━━ Input material

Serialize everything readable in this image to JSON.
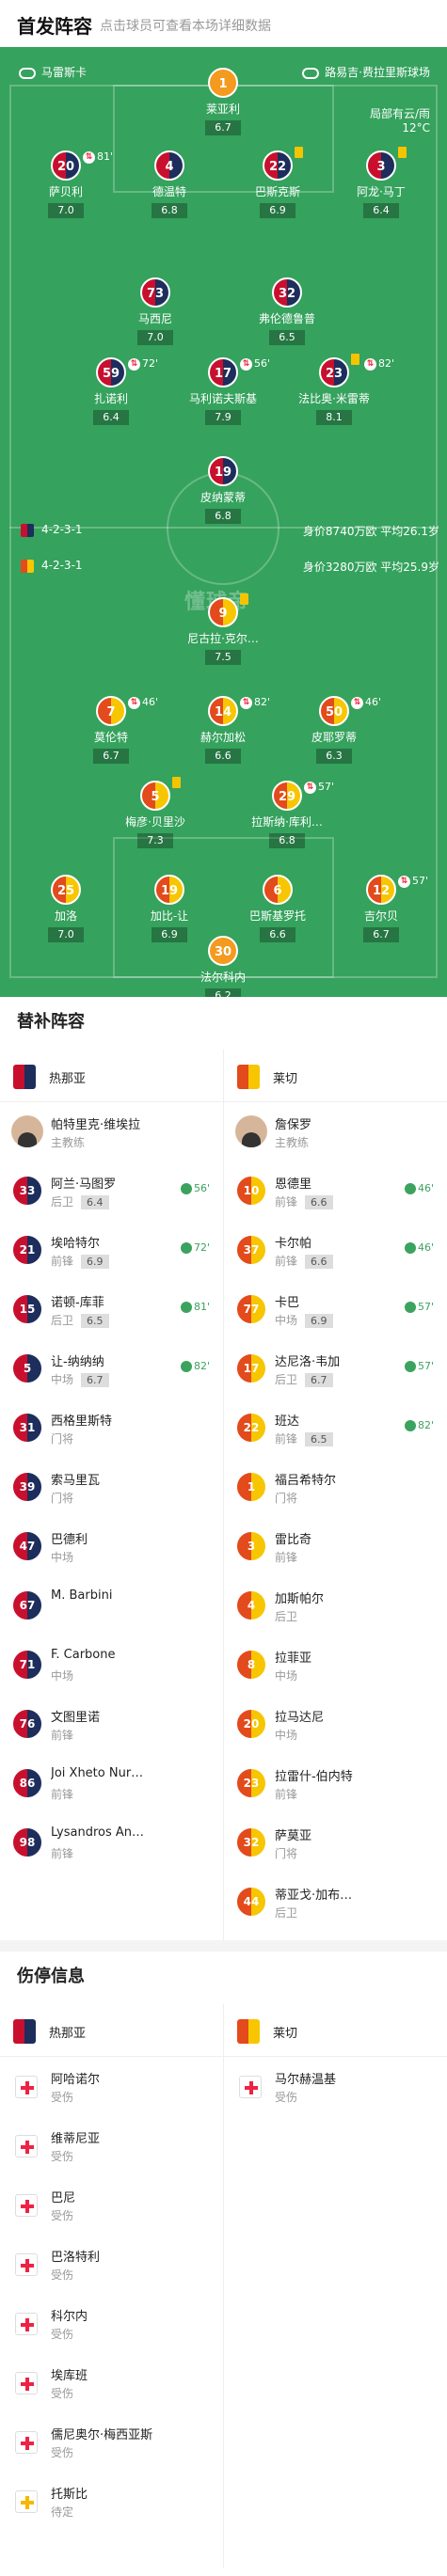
{
  "header": {
    "title": "首发阵容",
    "hint": "点击球员可查看本场详细数据"
  },
  "meta": {
    "referee": "马雷斯卡",
    "venue": "路易吉·费拉里斯球场",
    "weather": "局部有云/雨",
    "temp": "12°C"
  },
  "watermark": "懂球帝",
  "home_formation": "4-2-3-1",
  "away_formation": "4-2-3-1",
  "home_value": "身价8740万欧 平均26.1岁",
  "away_value": "身价3280万欧 平均25.9岁",
  "home_players": [
    {
      "num": "1",
      "name": "莱亚利",
      "rating": "6.7",
      "gk": true
    },
    {
      "num": "20",
      "name": "萨贝利",
      "rating": "7.0",
      "sub": "81'"
    },
    {
      "num": "4",
      "name": "德温特",
      "rating": "6.8"
    },
    {
      "num": "22",
      "name": "巴斯克斯",
      "rating": "6.9",
      "yc": true
    },
    {
      "num": "3",
      "name": "阿龙·马丁",
      "rating": "6.4",
      "yc": true
    },
    {
      "num": "73",
      "name": "马西尼",
      "rating": "7.0"
    },
    {
      "num": "32",
      "name": "弗伦德鲁普",
      "rating": "6.5",
      "cap": "C"
    },
    {
      "num": "59",
      "name": "扎诺利",
      "rating": "6.4",
      "sub": "72'"
    },
    {
      "num": "17",
      "name": "马利诺夫斯基",
      "rating": "7.9",
      "sub": "56'"
    },
    {
      "num": "23",
      "name": "法比奥·米雷蒂",
      "rating": "8.1",
      "sub": "82'",
      "yc": true
    },
    {
      "num": "19",
      "name": "皮纳蒙蒂",
      "rating": "6.8"
    }
  ],
  "away_players": [
    {
      "num": "9",
      "name": "尼古拉·克尔…",
      "rating": "7.5",
      "yc": true
    },
    {
      "num": "7",
      "name": "莫伦特",
      "rating": "6.7",
      "sub": "46'"
    },
    {
      "num": "14",
      "name": "赫尔加松",
      "rating": "6.6",
      "sub": "82'"
    },
    {
      "num": "50",
      "name": "皮耶罗蒂",
      "rating": "6.3",
      "sub": "46'"
    },
    {
      "num": "5",
      "name": "梅彦·贝里沙",
      "rating": "7.3",
      "yc": true
    },
    {
      "num": "29",
      "name": "拉斯纳·库利…",
      "rating": "6.8",
      "sub": "57'"
    },
    {
      "num": "25",
      "name": "加洛",
      "rating": "7.0"
    },
    {
      "num": "19",
      "name": "加比-让",
      "rating": "6.9"
    },
    {
      "num": "6",
      "name": "巴斯基罗托",
      "rating": "6.6",
      "cap": "C"
    },
    {
      "num": "12",
      "name": "吉尔贝",
      "rating": "6.7",
      "sub": "57'"
    },
    {
      "num": "30",
      "name": "法尔科内",
      "rating": "6.2",
      "gk": true
    }
  ],
  "subs_title": "替补阵容",
  "home_team": "热那亚",
  "away_team": "莱切",
  "home_coach": {
    "name": "帕特里克·维埃拉",
    "role": "主教练"
  },
  "away_coach": {
    "name": "詹保罗",
    "role": "主教练"
  },
  "home_subs": [
    {
      "num": "33",
      "name": "阿兰·马图罗",
      "pos": "后卫",
      "rating": "6.4",
      "in": "56'"
    },
    {
      "num": "21",
      "name": "埃哈特尔",
      "pos": "前锋",
      "rating": "6.9",
      "in": "72'"
    },
    {
      "num": "15",
      "name": "诺顿-库菲",
      "pos": "后卫",
      "rating": "6.5",
      "in": "81'"
    },
    {
      "num": "5",
      "name": "让-纳纳纳",
      "pos": "中场",
      "rating": "6.7",
      "in": "82'"
    },
    {
      "num": "31",
      "name": "西格里斯特",
      "pos": "门将"
    },
    {
      "num": "39",
      "name": "索马里瓦",
      "pos": "门将"
    },
    {
      "num": "47",
      "name": "巴德利",
      "pos": "中场"
    },
    {
      "num": "67",
      "name": "M. Barbini",
      "pos": ""
    },
    {
      "num": "71",
      "name": "F. Carbone",
      "pos": "中场"
    },
    {
      "num": "76",
      "name": "文图里诺",
      "pos": "前锋"
    },
    {
      "num": "86",
      "name": "Joi Xheto Nur…",
      "pos": "前锋"
    },
    {
      "num": "98",
      "name": "Lysandros An…",
      "pos": "前锋"
    }
  ],
  "away_subs": [
    {
      "num": "10",
      "name": "恩德里",
      "pos": "前锋",
      "rating": "6.6",
      "in": "46'"
    },
    {
      "num": "37",
      "name": "卡尔帕",
      "pos": "前锋",
      "rating": "6.6",
      "in": "46'"
    },
    {
      "num": "77",
      "name": "卡巴",
      "pos": "中场",
      "rating": "6.9",
      "in": "57'"
    },
    {
      "num": "17",
      "name": "达尼洛·韦加",
      "pos": "后卫",
      "rating": "6.7",
      "in": "57'"
    },
    {
      "num": "22",
      "name": "班达",
      "pos": "前锋",
      "rating": "6.5",
      "in": "82'"
    },
    {
      "num": "1",
      "name": "福吕希特尔",
      "pos": "门将"
    },
    {
      "num": "3",
      "name": "雷比奇",
      "pos": "前锋"
    },
    {
      "num": "4",
      "name": "加斯帕尔",
      "pos": "后卫"
    },
    {
      "num": "8",
      "name": "拉菲亚",
      "pos": "中场"
    },
    {
      "num": "20",
      "name": "拉马达尼",
      "pos": "中场"
    },
    {
      "num": "23",
      "name": "拉雷什-伯内特",
      "pos": "前锋"
    },
    {
      "num": "32",
      "name": "萨莫亚",
      "pos": "门将"
    },
    {
      "num": "44",
      "name": "蒂亚戈·加布…",
      "pos": "后卫"
    }
  ],
  "inj_title": "伤停信息",
  "home_inj": [
    {
      "name": "阿哈诺尔",
      "status": "受伤"
    },
    {
      "name": "维蒂尼亚",
      "status": "受伤"
    },
    {
      "name": "巴尼",
      "status": "受伤"
    },
    {
      "name": "巴洛特利",
      "status": "受伤"
    },
    {
      "name": "科尔内",
      "status": "受伤"
    },
    {
      "name": "埃库班",
      "status": "受伤"
    },
    {
      "name": "儒尼奥尔·梅西亚斯",
      "status": "受伤"
    },
    {
      "name": "托斯比",
      "status": "待定",
      "pending": true
    }
  ],
  "away_inj": [
    {
      "name": "马尔赫温基",
      "status": "受伤"
    }
  ]
}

━━━━

Transcribe the listing above verbatim. Omit the pictures.

◆ Result of this task
Serialize everything readable in this image to JSON.
{
  "header": {
    "title": "首发阵容",
    "hint": "点击球员可查看本场详细数据"
  },
  "meta": {
    "referee": "马雷斯卡",
    "venue": "路易吉·费拉里斯球场",
    "weather": "局部有云/雨",
    "temp": "12°C"
  },
  "watermark": "懂球帝",
  "home_formation": "4-2-3-1",
  "away_formation": "4-2-3-1",
  "home_value": "身价8740万欧 平均26.1岁",
  "away_value": "身价3280万欧 平均25.9岁",
  "home_players": [
    {
      "num": "1",
      "name": "莱亚利",
      "rating": "6.7",
      "gk": true
    },
    {
      "num": "20",
      "name": "萨贝利",
      "rating": "7.0",
      "sub": "81'"
    },
    {
      "num": "4",
      "name": "德温特",
      "rating": "6.8"
    },
    {
      "num": "22",
      "name": "巴斯克斯",
      "rating": "6.9",
      "yc": true
    },
    {
      "num": "3",
      "name": "阿龙·马丁",
      "rating": "6.4",
      "yc": true
    },
    {
      "num": "73",
      "name": "马西尼",
      "rating": "7.0"
    },
    {
      "num": "32",
      "name": "弗伦德鲁普",
      "rating": "6.5",
      "cap": "C"
    },
    {
      "num": "59",
      "name": "扎诺利",
      "rating": "6.4",
      "sub": "72'"
    },
    {
      "num": "17",
      "name": "马利诺夫斯基",
      "rating": "7.9",
      "sub": "56'"
    },
    {
      "num": "23",
      "name": "法比奥·米雷蒂",
      "rating": "8.1",
      "sub": "82'",
      "yc": true
    },
    {
      "num": "19",
      "name": "皮纳蒙蒂",
      "rating": "6.8"
    }
  ],
  "away_players": [
    {
      "num": "9",
      "name": "尼古拉·克尔…",
      "rating": "7.5",
      "yc": true
    },
    {
      "num": "7",
      "name": "莫伦特",
      "rating": "6.7",
      "sub": "46'"
    },
    {
      "num": "14",
      "name": "赫尔加松",
      "rating": "6.6",
      "sub": "82'"
    },
    {
      "num": "50",
      "name": "皮耶罗蒂",
      "rating": "6.3",
      "sub": "46'"
    },
    {
      "num": "5",
      "name": "梅彦·贝里沙",
      "rating": "7.3",
      "yc": true
    },
    {
      "num": "29",
      "name": "拉斯纳·库利…",
      "rating": "6.8",
      "sub": "57'"
    },
    {
      "num": "25",
      "name": "加洛",
      "rating": "7.0"
    },
    {
      "num": "19",
      "name": "加比-让",
      "rating": "6.9"
    },
    {
      "num": "6",
      "name": "巴斯基罗托",
      "rating": "6.6",
      "cap": "C"
    },
    {
      "num": "12",
      "name": "吉尔贝",
      "rating": "6.7",
      "sub": "57'"
    },
    {
      "num": "30",
      "name": "法尔科内",
      "rating": "6.2",
      "gk": true
    }
  ],
  "subs_title": "替补阵容",
  "home_team": "热那亚",
  "away_team": "莱切",
  "home_coach": {
    "name": "帕特里克·维埃拉",
    "role": "主教练"
  },
  "away_coach": {
    "name": "詹保罗",
    "role": "主教练"
  },
  "home_subs": [
    {
      "num": "33",
      "name": "阿兰·马图罗",
      "pos": "后卫",
      "rating": "6.4",
      "in": "56'"
    },
    {
      "num": "21",
      "name": "埃哈特尔",
      "pos": "前锋",
      "rating": "6.9",
      "in": "72'"
    },
    {
      "num": "15",
      "name": "诺顿-库菲",
      "pos": "后卫",
      "rating": "6.5",
      "in": "81'"
    },
    {
      "num": "5",
      "name": "让-纳纳纳",
      "pos": "中场",
      "rating": "6.7",
      "in": "82'"
    },
    {
      "num": "31",
      "name": "西格里斯特",
      "pos": "门将"
    },
    {
      "num": "39",
      "name": "索马里瓦",
      "pos": "门将"
    },
    {
      "num": "47",
      "name": "巴德利",
      "pos": "中场"
    },
    {
      "num": "67",
      "name": "M. Barbini",
      "pos": ""
    },
    {
      "num": "71",
      "name": "F. Carbone",
      "pos": "中场"
    },
    {
      "num": "76",
      "name": "文图里诺",
      "pos": "前锋"
    },
    {
      "num": "86",
      "name": "Joi Xheto Nur…",
      "pos": "前锋"
    },
    {
      "num": "98",
      "name": "Lysandros An…",
      "pos": "前锋"
    }
  ],
  "away_subs": [
    {
      "num": "10",
      "name": "恩德里",
      "pos": "前锋",
      "rating": "6.6",
      "in": "46'"
    },
    {
      "num": "37",
      "name": "卡尔帕",
      "pos": "前锋",
      "rating": "6.6",
      "in": "46'"
    },
    {
      "num": "77",
      "name": "卡巴",
      "pos": "中场",
      "rating": "6.9",
      "in": "57'"
    },
    {
      "num": "17",
      "name": "达尼洛·韦加",
      "pos": "后卫",
      "rating": "6.7",
      "in": "57'"
    },
    {
      "num": "22",
      "name": "班达",
      "pos": "前锋",
      "rating": "6.5",
      "in": "82'"
    },
    {
      "num": "1",
      "name": "福吕希特尔",
      "pos": "门将"
    },
    {
      "num": "3",
      "name": "雷比奇",
      "pos": "前锋"
    },
    {
      "num": "4",
      "name": "加斯帕尔",
      "pos": "后卫"
    },
    {
      "num": "8",
      "name": "拉菲亚",
      "pos": "中场"
    },
    {
      "num": "20",
      "name": "拉马达尼",
      "pos": "中场"
    },
    {
      "num": "23",
      "name": "拉雷什-伯内特",
      "pos": "前锋"
    },
    {
      "num": "32",
      "name": "萨莫亚",
      "pos": "门将"
    },
    {
      "num": "44",
      "name": "蒂亚戈·加布…",
      "pos": "后卫"
    }
  ],
  "inj_title": "伤停信息",
  "home_inj": [
    {
      "name": "阿哈诺尔",
      "status": "受伤"
    },
    {
      "name": "维蒂尼亚",
      "status": "受伤"
    },
    {
      "name": "巴尼",
      "status": "受伤"
    },
    {
      "name": "巴洛特利",
      "status": "受伤"
    },
    {
      "name": "科尔内",
      "status": "受伤"
    },
    {
      "name": "埃库班",
      "status": "受伤"
    },
    {
      "name": "儒尼奥尔·梅西亚斯",
      "status": "受伤"
    },
    {
      "name": "托斯比",
      "status": "待定",
      "pending": true
    }
  ],
  "away_inj": [
    {
      "name": "马尔赫温基",
      "status": "受伤"
    }
  ]
}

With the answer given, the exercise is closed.